**EXERCISE REQUIREMENTS**
Gather each line of the records where "Správa" appears.

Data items
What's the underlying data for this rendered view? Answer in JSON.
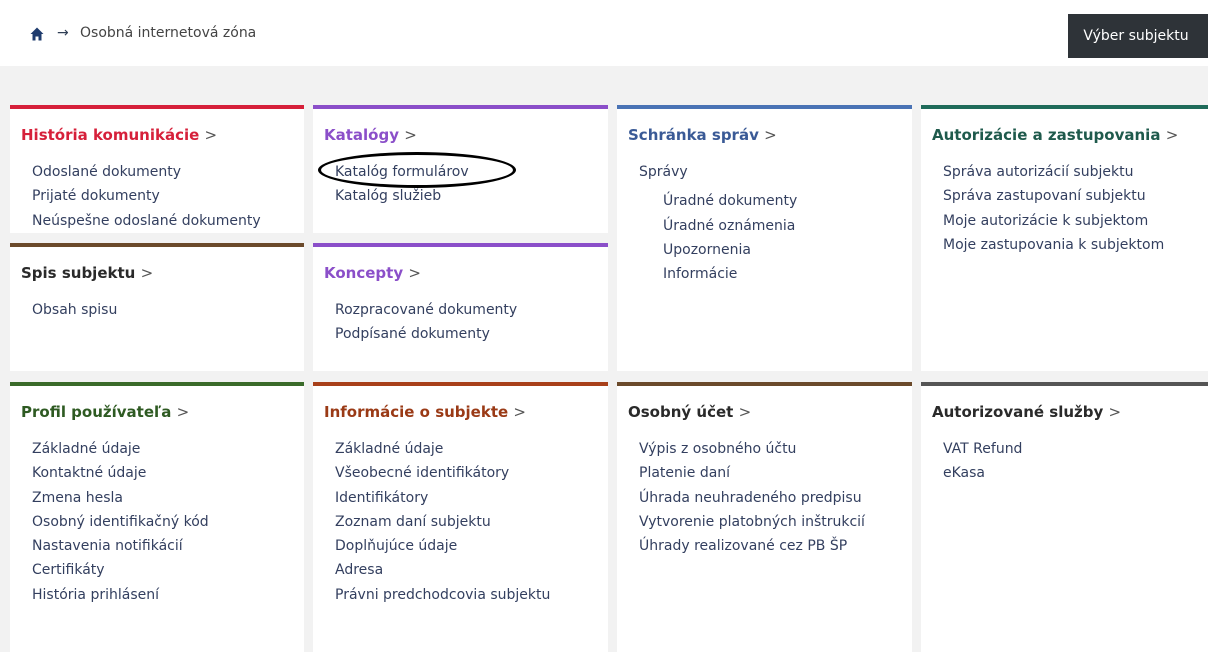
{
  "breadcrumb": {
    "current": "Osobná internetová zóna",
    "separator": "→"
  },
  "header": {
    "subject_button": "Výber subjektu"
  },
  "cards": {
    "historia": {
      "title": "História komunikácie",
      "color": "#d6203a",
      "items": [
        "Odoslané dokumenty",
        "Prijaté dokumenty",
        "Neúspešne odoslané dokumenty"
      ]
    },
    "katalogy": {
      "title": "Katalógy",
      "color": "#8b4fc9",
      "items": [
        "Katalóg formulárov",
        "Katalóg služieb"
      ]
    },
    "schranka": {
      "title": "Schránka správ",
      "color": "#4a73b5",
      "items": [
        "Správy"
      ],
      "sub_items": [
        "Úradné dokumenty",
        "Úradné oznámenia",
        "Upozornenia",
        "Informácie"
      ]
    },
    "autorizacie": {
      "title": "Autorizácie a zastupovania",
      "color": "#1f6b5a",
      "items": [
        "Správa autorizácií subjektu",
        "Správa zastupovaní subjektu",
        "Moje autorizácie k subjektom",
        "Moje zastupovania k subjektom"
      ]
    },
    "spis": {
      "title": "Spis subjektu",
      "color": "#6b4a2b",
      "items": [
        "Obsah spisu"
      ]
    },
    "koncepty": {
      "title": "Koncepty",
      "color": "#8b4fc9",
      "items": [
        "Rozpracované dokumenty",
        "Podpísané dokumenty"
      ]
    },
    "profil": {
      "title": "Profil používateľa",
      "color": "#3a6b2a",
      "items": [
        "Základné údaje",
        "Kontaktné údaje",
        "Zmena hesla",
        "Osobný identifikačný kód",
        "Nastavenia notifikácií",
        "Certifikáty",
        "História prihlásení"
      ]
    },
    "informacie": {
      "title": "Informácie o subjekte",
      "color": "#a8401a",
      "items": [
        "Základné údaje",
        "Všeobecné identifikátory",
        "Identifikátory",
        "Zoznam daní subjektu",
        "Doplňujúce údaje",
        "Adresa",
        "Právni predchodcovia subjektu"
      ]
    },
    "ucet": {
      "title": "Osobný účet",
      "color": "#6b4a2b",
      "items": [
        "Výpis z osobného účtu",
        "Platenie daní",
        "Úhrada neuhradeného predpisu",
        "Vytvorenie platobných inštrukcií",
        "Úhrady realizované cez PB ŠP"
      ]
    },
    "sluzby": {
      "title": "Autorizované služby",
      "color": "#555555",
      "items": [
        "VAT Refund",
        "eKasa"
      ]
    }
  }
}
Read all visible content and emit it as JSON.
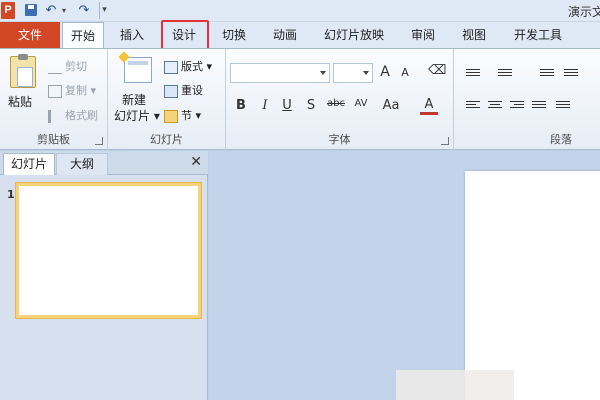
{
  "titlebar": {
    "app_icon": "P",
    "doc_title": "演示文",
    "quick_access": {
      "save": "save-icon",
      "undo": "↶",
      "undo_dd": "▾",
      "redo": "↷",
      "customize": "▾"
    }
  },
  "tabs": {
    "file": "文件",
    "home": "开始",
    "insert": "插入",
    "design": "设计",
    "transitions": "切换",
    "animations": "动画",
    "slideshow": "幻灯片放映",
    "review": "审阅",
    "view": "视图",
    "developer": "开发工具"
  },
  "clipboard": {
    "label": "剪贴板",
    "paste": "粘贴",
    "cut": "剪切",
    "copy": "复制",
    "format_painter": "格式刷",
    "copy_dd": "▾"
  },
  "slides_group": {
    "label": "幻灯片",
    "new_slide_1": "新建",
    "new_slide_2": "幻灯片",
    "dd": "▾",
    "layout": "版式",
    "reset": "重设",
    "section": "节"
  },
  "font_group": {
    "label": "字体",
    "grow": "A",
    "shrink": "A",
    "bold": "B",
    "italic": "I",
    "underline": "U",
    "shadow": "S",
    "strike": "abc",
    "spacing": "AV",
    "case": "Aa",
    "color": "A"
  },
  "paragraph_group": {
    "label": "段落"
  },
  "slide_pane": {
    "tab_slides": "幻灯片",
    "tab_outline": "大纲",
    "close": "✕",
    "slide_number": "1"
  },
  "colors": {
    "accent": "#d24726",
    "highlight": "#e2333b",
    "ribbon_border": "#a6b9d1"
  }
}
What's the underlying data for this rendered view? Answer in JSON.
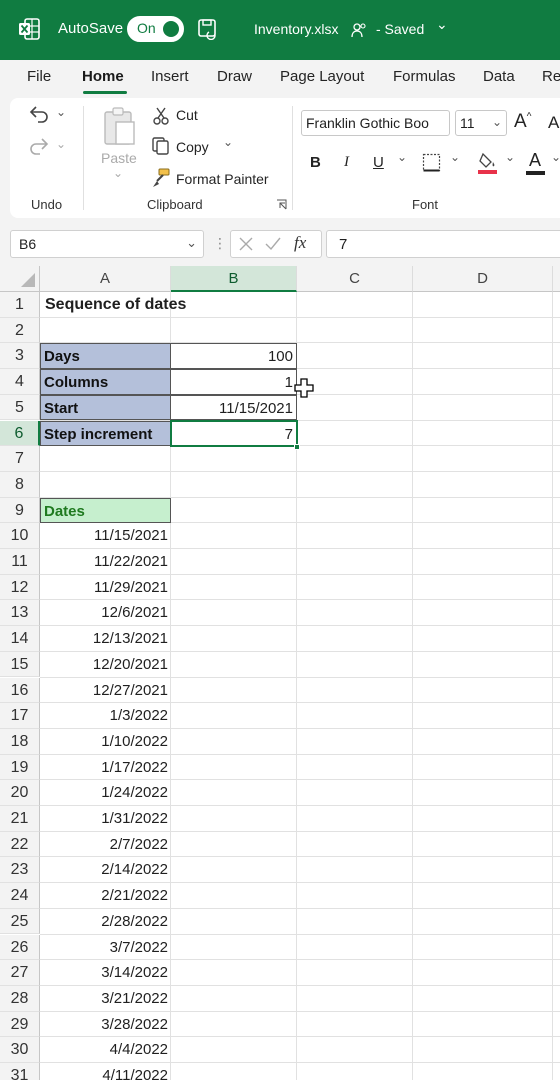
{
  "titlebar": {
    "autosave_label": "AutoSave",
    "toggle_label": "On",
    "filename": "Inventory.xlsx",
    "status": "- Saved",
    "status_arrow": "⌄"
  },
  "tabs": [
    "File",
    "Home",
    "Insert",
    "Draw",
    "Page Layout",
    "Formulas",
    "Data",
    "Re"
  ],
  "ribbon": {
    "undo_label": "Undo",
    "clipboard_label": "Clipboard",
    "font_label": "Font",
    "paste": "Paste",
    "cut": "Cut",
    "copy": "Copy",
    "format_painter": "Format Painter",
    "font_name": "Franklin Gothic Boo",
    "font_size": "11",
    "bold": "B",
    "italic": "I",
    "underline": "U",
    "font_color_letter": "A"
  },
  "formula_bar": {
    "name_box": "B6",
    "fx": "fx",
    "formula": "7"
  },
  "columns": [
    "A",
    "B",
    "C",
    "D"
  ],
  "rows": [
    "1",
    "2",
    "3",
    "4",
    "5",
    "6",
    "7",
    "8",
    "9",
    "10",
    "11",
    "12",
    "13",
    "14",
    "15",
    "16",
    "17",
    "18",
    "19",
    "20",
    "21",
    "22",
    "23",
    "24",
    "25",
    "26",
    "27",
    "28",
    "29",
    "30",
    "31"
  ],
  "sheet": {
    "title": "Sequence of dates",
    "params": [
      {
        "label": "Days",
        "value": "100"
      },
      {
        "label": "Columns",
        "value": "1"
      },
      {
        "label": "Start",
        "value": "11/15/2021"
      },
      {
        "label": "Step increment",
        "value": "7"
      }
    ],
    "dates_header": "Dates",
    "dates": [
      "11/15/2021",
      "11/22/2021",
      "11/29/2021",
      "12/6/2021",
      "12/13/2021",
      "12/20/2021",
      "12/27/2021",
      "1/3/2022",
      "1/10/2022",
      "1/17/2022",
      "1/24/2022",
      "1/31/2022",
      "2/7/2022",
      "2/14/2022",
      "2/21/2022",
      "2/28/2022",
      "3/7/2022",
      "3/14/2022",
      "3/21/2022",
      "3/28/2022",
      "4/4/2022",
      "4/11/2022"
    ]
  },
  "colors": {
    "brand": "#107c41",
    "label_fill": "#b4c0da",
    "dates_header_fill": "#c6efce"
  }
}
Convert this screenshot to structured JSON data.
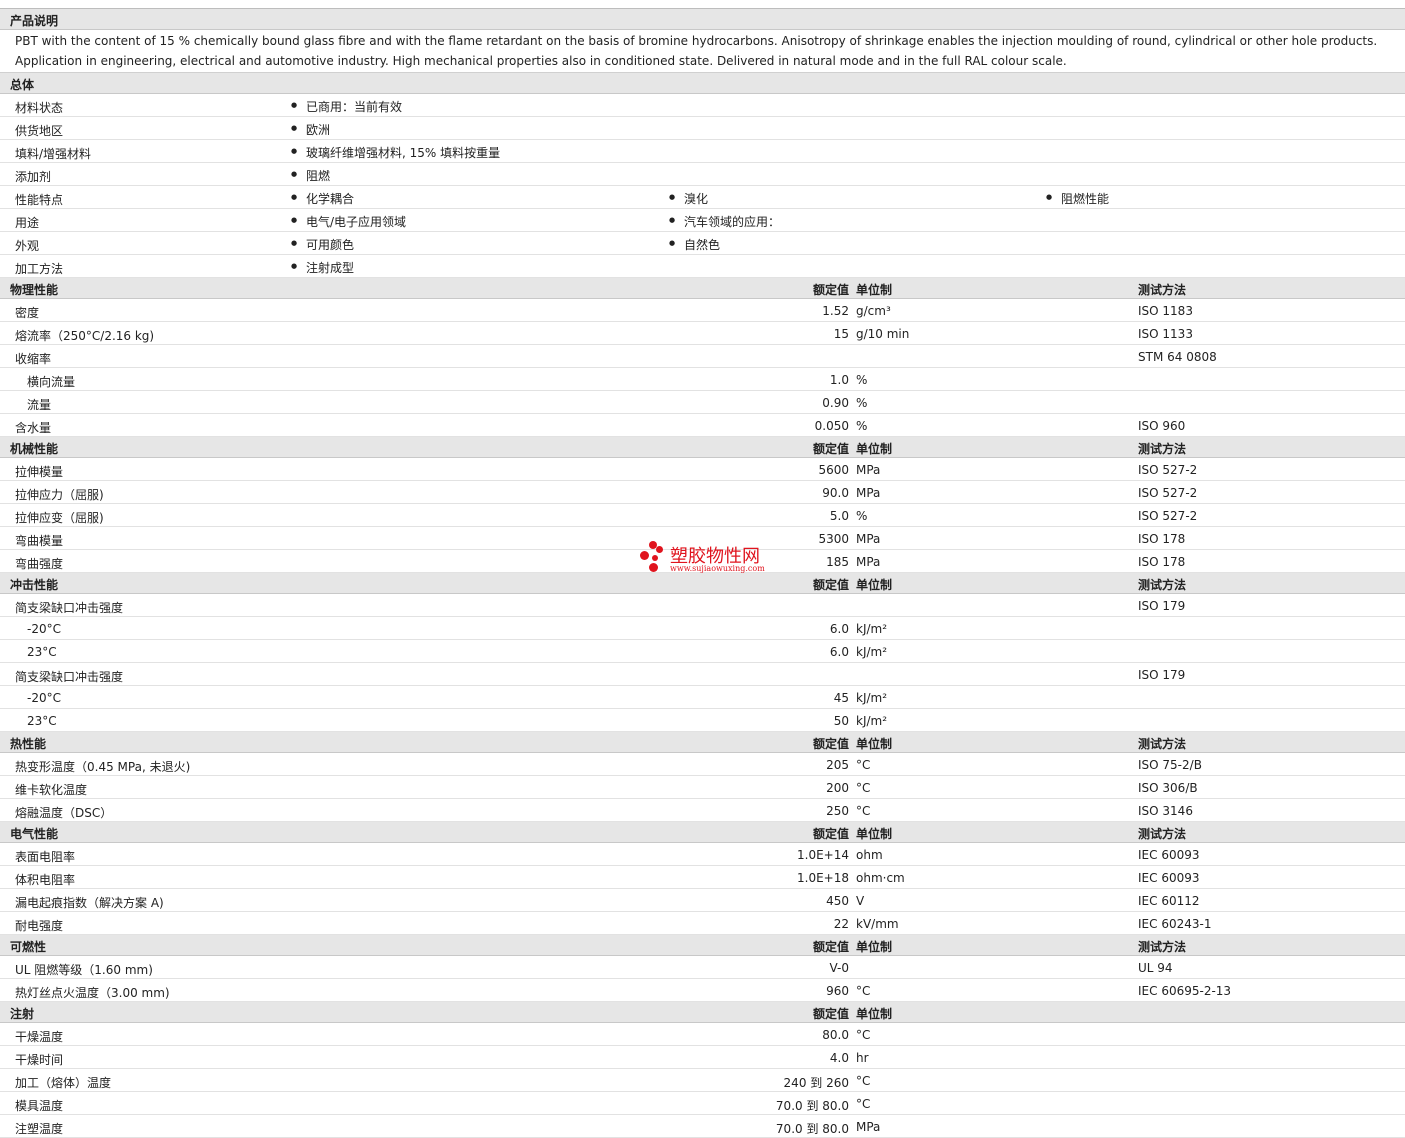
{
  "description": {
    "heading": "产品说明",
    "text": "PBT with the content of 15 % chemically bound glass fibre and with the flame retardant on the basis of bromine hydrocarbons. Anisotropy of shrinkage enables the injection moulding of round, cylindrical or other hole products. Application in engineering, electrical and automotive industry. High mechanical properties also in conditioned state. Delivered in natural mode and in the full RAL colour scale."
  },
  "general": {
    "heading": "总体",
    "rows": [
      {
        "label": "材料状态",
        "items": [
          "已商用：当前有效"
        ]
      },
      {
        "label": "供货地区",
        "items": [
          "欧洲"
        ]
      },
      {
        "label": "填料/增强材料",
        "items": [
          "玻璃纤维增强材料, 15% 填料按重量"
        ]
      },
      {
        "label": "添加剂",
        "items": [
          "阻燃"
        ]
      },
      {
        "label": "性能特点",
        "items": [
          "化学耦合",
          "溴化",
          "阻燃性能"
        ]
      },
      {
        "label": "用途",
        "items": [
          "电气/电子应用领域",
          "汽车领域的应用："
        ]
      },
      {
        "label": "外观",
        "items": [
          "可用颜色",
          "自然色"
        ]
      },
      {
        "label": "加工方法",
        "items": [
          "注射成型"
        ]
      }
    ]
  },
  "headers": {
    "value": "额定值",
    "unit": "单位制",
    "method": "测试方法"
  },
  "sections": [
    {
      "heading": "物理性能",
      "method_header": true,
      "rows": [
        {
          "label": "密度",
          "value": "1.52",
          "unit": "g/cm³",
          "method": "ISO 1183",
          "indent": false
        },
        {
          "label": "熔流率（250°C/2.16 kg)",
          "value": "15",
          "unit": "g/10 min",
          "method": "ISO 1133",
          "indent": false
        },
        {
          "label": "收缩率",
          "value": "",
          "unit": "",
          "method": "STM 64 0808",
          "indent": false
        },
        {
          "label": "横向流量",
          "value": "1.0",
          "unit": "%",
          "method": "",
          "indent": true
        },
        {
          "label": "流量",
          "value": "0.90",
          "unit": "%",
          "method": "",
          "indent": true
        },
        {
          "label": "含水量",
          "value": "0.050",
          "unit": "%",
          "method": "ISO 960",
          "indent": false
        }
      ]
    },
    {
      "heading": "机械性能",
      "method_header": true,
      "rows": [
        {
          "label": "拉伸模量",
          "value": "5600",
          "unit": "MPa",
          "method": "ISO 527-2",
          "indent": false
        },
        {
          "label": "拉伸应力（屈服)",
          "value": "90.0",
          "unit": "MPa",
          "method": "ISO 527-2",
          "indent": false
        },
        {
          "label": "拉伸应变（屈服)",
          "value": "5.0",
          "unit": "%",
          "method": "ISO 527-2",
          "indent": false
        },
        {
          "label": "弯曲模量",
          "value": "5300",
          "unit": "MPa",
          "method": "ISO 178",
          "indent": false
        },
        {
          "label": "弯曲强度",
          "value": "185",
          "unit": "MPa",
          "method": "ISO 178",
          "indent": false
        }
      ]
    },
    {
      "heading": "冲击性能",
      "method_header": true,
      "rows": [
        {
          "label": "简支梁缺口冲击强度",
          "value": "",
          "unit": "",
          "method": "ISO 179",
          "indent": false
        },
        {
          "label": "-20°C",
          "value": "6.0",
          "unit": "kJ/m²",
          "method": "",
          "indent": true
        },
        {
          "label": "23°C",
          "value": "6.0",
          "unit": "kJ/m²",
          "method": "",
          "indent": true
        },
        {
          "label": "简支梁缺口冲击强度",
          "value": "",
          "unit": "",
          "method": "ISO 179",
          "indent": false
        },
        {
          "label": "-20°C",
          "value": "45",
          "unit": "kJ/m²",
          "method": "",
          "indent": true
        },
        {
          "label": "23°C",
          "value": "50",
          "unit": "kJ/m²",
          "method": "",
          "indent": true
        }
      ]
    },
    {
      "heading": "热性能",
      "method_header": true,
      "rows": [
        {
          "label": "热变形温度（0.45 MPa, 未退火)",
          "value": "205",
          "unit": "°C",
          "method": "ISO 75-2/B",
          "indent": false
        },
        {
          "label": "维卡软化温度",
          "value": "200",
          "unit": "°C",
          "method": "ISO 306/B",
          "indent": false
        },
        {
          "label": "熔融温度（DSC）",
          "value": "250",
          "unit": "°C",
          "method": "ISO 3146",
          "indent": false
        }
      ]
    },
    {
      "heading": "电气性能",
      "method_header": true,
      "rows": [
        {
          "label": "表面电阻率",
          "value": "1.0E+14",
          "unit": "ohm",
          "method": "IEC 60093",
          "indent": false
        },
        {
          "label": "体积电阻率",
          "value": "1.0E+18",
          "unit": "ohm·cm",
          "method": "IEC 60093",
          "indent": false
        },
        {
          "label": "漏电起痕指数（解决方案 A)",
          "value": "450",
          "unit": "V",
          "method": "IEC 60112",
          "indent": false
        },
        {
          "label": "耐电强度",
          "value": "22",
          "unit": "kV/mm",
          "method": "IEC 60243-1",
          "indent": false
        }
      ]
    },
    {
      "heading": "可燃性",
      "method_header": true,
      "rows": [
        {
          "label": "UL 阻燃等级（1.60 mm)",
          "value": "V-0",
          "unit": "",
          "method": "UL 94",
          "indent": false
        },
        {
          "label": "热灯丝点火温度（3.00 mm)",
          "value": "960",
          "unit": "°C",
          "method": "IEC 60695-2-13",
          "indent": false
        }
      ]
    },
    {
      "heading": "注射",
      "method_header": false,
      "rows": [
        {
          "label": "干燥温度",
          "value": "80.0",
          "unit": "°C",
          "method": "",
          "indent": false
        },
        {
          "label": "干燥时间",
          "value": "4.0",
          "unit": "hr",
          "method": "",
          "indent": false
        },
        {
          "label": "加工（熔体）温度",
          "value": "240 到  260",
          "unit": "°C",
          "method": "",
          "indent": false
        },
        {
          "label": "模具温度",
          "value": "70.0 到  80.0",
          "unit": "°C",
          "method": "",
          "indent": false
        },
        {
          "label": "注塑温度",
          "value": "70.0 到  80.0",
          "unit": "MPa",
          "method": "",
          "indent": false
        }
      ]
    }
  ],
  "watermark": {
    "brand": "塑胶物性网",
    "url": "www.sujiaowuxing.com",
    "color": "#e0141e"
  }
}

**TASK ANSWER**
        "Správa autorizácií subjektu",
        "Správa zastupovaní subjektu",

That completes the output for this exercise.